** START Exercise materials **

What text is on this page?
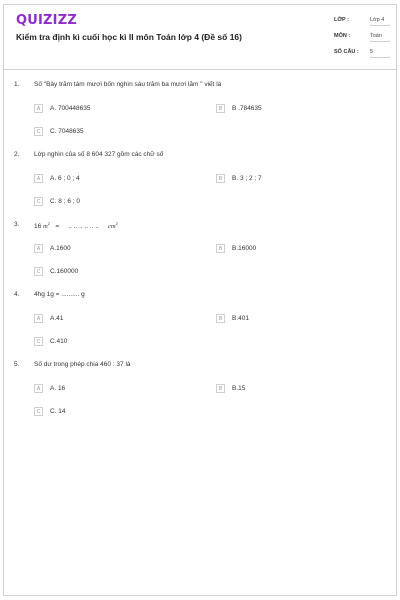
QUIZIZZ
Kiểm tra định kì cuối học kì II môn Toán lớp 4 (Đề số 16)
LỚP :	Lớp 4
MÔN :	Toán
SỐ CÂU : 5
1. Số "Bảy trăm tám mươi bốn nghìn sáu trăm ba mươi lăm " viết là
A	A. 700448635	B	B .784635
C	C. 7048635
2. Lớp nghìn của số 8 604 327 gồm các chữ số
A	A. 6 ; 0 ; 4	B	B. 3 ; 2 ; 7
C	C. 8 ; 6 ; 0
3. 16 $m^2$   =     .. .. .. .. .. ..     $cm^2$
A	A.1600	B	B.16000
C	C.160000
4. 4hg 1g = .......... g
A	A.41	B	B.401
C	C.410
5. Số dư trong phép chia 460 : 37 là
A	A. 16	B	B.15
C	C. 14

** END Exercise materials **

**Stated problem**
Copy every line of the data word for word, omitting the images.

**Output of the task**
What text is on this page?
QUIZIZZ
Kiểm tra định kì cuối học kì II môn Toán lớp 4 (Đề số 16)
LỚP :	Lớp 4
MÔN :	Toán
SỐ CÂU : 5
1. Số "Bảy trăm tám mươi bốn nghìn sáu trăm ba mươi lăm " viết là
A	A. 700448635	B	B .784635
C	C. 7048635
2. Lớp nghìn của số 8 604 327 gồm các chữ số
A	A. 6 ; 0 ; 4	B	B. 3 ; 2 ; 7
C	C. 8 ; 6 ; 0
3. 16 $m^2$   =     .. .. .. .. .. ..     $cm^2$
A	A.1600	B	B.16000
C	C.160000
4. 4hg 1g = .......... g
A	A.41	B	B.401
C	C.410
5. Số dư trong phép chia 460 : 37 là
A	A. 16	B	B.15
C	C. 14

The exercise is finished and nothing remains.